::: Records :::
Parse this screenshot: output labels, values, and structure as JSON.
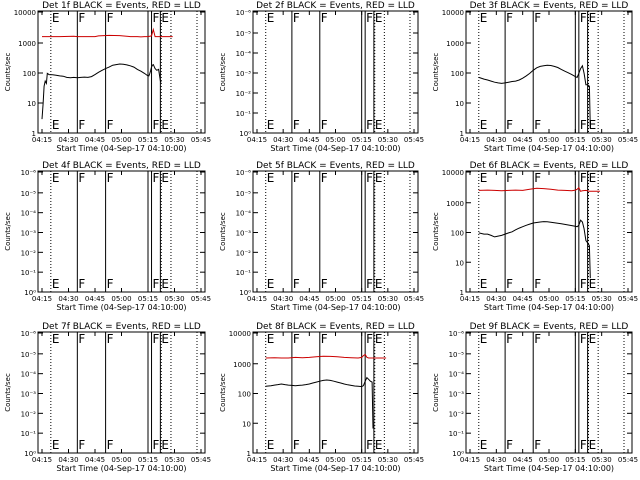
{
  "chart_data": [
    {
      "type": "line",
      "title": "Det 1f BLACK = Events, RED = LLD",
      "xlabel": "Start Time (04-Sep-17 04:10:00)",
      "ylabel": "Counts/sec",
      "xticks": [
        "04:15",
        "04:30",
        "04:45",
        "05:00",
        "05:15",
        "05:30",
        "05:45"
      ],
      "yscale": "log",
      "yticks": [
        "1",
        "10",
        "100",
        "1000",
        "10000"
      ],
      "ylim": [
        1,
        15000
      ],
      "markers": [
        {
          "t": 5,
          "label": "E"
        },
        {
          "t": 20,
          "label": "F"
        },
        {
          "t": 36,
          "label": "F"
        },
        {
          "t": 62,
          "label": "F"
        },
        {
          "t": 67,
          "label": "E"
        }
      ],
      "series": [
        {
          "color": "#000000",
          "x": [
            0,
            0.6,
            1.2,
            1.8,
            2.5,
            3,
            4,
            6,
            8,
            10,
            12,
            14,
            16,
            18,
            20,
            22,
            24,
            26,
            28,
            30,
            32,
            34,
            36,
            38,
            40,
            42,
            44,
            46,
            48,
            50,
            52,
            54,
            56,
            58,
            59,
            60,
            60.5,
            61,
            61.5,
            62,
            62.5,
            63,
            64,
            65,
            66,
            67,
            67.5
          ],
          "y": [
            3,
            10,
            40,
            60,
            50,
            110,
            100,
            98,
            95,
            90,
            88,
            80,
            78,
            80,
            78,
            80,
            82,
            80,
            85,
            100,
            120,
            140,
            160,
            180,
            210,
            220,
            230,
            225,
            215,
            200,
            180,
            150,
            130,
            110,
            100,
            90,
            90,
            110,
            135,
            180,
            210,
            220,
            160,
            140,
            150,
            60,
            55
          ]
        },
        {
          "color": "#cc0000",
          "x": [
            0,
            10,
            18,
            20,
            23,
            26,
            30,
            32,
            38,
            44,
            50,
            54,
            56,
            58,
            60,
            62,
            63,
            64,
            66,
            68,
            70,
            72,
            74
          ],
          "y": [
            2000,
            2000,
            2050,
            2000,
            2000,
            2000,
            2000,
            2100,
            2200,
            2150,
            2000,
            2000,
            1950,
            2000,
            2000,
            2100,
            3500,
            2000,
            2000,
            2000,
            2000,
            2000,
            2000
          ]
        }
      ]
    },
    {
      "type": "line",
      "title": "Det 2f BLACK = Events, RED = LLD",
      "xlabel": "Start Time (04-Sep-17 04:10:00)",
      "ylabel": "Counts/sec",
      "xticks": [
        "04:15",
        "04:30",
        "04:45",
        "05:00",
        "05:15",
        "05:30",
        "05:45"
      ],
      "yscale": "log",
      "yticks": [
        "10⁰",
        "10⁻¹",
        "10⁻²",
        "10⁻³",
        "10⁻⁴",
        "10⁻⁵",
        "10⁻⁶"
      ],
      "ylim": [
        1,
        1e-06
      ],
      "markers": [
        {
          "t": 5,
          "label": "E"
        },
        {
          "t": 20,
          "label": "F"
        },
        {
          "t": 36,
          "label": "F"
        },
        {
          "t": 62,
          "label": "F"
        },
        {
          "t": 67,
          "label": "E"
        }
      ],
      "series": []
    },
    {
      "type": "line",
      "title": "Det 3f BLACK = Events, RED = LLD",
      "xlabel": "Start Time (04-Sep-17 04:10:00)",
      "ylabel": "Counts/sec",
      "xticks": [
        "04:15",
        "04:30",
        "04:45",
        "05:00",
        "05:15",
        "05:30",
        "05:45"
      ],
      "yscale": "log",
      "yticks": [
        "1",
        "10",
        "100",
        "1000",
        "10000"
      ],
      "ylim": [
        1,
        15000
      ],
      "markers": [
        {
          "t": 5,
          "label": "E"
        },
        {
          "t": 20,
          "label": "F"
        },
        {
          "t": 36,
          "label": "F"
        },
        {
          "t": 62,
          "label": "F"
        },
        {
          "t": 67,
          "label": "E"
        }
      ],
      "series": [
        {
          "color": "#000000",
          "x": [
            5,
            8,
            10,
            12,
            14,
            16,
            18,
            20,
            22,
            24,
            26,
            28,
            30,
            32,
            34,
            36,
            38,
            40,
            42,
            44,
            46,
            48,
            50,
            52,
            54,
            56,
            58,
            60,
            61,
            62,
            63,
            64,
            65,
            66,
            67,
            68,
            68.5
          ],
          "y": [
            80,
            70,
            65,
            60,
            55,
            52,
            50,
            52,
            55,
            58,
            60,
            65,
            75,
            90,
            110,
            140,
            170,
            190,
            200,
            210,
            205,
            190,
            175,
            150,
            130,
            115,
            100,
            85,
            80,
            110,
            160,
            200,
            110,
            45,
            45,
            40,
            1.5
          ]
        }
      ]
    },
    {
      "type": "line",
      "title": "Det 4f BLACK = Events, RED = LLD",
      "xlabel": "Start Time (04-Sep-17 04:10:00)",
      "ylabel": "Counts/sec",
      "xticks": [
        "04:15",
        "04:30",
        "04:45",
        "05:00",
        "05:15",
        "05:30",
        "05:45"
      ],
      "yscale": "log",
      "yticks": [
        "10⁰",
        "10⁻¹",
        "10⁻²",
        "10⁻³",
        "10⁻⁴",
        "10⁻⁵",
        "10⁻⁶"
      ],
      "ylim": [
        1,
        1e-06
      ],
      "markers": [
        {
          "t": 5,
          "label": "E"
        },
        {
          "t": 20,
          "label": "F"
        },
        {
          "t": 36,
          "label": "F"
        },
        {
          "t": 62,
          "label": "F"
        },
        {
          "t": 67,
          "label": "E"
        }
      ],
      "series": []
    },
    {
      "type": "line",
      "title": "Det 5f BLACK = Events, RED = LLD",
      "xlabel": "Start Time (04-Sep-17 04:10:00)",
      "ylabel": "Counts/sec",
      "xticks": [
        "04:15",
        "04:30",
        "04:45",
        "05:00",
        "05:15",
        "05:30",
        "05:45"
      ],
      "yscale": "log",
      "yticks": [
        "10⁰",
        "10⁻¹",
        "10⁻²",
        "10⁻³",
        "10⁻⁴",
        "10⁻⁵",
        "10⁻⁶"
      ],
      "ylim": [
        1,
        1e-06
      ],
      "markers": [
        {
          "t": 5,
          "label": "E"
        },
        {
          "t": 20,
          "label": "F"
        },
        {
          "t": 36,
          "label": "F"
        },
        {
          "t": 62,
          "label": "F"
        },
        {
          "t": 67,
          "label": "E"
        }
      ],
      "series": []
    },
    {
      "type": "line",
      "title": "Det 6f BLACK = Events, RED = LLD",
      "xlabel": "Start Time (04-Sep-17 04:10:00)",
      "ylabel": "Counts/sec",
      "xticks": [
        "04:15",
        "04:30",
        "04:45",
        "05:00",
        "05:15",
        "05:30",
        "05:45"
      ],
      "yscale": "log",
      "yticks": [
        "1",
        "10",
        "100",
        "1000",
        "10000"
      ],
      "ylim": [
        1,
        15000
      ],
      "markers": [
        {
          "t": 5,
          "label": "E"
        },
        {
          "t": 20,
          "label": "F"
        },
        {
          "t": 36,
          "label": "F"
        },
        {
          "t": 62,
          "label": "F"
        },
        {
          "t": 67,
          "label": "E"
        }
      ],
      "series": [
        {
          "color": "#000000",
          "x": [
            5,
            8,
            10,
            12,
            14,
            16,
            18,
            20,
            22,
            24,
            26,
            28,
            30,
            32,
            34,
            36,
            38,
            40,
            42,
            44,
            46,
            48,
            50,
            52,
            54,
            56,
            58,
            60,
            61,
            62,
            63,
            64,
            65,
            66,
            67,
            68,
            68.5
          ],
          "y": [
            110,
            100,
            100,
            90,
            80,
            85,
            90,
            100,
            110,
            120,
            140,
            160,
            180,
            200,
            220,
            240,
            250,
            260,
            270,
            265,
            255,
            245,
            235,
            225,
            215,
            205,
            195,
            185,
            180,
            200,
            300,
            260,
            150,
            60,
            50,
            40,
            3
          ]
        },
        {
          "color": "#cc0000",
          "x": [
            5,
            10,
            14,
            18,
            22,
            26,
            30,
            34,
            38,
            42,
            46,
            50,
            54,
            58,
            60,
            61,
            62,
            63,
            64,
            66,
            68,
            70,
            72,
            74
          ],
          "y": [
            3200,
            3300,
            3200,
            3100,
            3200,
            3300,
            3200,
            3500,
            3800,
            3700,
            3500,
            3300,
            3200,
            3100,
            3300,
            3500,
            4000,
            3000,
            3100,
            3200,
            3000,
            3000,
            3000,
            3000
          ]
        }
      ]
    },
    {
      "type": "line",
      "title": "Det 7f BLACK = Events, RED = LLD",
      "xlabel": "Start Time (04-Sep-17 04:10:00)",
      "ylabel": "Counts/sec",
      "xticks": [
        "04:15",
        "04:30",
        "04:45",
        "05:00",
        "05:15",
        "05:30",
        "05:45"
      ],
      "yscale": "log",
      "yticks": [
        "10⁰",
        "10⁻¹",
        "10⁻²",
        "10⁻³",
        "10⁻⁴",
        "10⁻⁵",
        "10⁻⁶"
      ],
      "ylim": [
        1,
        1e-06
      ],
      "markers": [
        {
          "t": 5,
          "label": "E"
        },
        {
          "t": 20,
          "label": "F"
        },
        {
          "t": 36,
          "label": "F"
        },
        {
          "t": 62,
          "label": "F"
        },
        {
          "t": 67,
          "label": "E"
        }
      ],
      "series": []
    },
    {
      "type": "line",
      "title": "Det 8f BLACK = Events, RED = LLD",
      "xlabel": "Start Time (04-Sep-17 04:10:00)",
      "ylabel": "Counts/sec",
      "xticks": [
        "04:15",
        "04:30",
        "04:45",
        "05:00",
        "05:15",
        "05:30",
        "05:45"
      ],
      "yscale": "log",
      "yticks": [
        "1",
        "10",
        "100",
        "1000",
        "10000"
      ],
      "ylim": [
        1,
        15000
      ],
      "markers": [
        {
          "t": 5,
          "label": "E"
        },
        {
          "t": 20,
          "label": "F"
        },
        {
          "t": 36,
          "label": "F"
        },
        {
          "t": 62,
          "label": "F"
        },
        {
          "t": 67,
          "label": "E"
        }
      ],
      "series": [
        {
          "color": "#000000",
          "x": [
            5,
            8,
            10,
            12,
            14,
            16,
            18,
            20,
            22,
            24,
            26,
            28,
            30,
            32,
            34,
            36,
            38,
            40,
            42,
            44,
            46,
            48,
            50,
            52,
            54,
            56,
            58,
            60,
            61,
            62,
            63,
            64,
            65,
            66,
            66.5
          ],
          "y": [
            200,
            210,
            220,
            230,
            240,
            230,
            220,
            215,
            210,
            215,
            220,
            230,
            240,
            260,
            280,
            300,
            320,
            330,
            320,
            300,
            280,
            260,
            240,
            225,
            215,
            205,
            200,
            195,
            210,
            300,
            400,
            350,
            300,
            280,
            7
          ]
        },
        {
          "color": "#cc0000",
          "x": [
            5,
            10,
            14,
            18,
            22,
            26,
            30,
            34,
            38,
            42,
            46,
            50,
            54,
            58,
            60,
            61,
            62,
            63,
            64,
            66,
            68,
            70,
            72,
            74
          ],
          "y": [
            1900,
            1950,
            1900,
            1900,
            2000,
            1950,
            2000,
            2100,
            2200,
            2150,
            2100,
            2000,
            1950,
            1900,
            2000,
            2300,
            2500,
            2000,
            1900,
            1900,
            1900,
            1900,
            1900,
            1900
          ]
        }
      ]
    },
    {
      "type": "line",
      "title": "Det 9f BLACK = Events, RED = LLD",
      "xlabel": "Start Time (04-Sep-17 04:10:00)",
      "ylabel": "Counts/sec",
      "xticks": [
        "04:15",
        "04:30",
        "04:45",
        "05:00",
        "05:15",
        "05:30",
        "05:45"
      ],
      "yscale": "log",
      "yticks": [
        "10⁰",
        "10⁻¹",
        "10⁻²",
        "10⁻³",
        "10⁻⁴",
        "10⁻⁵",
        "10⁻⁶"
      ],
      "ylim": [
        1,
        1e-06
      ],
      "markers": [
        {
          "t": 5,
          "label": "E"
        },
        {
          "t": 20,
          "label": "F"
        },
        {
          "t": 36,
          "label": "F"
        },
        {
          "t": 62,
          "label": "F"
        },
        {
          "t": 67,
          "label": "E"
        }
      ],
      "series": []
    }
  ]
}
:::
::: Records :::
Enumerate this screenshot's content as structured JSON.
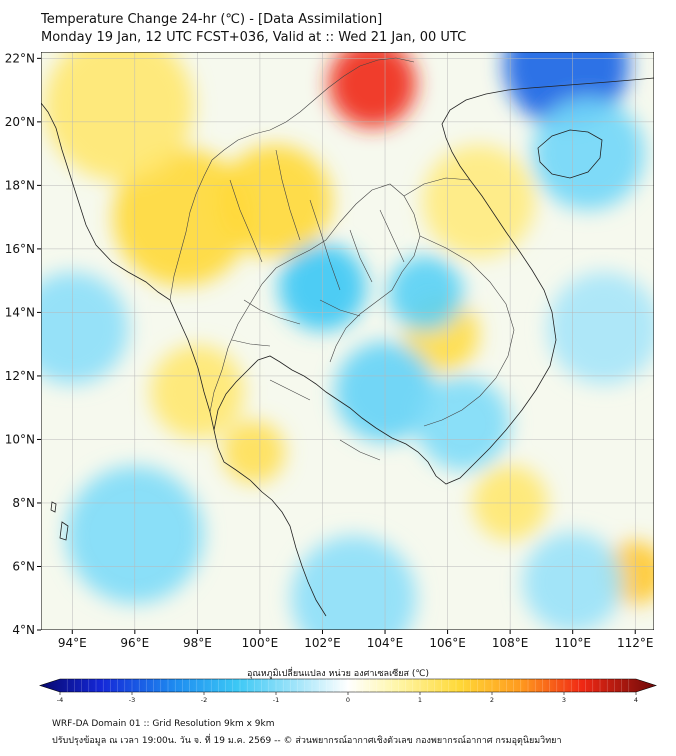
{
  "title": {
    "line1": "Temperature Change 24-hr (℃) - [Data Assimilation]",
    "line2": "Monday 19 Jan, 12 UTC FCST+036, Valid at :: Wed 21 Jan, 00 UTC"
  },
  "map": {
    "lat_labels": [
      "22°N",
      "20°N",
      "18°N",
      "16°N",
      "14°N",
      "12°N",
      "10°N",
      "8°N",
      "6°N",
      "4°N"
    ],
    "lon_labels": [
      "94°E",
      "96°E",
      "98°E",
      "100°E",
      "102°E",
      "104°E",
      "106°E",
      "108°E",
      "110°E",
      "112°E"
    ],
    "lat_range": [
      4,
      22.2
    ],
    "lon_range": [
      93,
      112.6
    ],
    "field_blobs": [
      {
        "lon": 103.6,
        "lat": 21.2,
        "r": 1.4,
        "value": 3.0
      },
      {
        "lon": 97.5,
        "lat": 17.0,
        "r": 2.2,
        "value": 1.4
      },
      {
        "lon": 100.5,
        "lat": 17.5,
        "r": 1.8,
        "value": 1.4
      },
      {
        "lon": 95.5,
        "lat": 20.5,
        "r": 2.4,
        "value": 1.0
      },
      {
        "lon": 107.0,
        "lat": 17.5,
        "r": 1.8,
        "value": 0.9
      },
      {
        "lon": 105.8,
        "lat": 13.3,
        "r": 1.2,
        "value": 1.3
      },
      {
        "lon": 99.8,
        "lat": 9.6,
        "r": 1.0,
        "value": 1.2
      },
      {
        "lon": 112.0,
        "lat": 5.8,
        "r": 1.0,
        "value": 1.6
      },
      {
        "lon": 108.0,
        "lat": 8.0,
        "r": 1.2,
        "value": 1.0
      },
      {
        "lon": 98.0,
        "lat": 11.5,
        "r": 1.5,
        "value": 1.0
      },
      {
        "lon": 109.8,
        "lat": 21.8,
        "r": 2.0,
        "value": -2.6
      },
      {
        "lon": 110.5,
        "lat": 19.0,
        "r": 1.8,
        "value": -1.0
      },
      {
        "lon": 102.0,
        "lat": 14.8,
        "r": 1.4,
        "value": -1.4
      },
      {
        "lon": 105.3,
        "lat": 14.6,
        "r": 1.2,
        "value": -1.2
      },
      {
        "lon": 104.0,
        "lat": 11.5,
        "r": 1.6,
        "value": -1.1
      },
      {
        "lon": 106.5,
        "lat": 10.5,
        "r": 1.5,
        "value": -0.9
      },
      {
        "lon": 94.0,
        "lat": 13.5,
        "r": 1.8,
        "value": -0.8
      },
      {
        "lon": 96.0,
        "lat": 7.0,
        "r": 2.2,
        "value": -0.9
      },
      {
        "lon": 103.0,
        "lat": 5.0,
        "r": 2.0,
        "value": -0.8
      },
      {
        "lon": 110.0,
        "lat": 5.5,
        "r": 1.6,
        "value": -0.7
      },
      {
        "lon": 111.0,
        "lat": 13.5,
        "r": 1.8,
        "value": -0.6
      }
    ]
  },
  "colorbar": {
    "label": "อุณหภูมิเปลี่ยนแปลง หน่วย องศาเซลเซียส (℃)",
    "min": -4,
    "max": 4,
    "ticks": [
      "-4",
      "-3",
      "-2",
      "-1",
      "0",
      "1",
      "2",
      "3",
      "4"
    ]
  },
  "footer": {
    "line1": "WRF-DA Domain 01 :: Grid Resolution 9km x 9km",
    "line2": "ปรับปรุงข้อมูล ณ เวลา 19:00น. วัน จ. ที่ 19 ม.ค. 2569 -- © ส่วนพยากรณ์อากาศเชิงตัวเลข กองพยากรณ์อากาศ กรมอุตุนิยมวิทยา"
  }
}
:::
▸ Exercise: Where a line in the material contains "title", copy that line.

▸ Response:
      "title": "Det 1f BLACK = Events, RED = LLD",
      "title": "Det 2f BLACK = Events, RED = LLD",
      "title": "Det 3f BLACK = Events, RED = LLD",
      "title": "Det 4f BLACK = Events, RED = LLD",
      "title": "Det 5f BLACK = Events, RED = LLD",
      "title": "Det 6f BLACK = Events, RED = LLD",
      "title": "Det 7f BLACK = Events, RED = LLD",
      "title": "Det 8f BLACK = Events, RED = LLD",
      "title": "Det 9f BLACK = Events, RED = LLD",
  "title": {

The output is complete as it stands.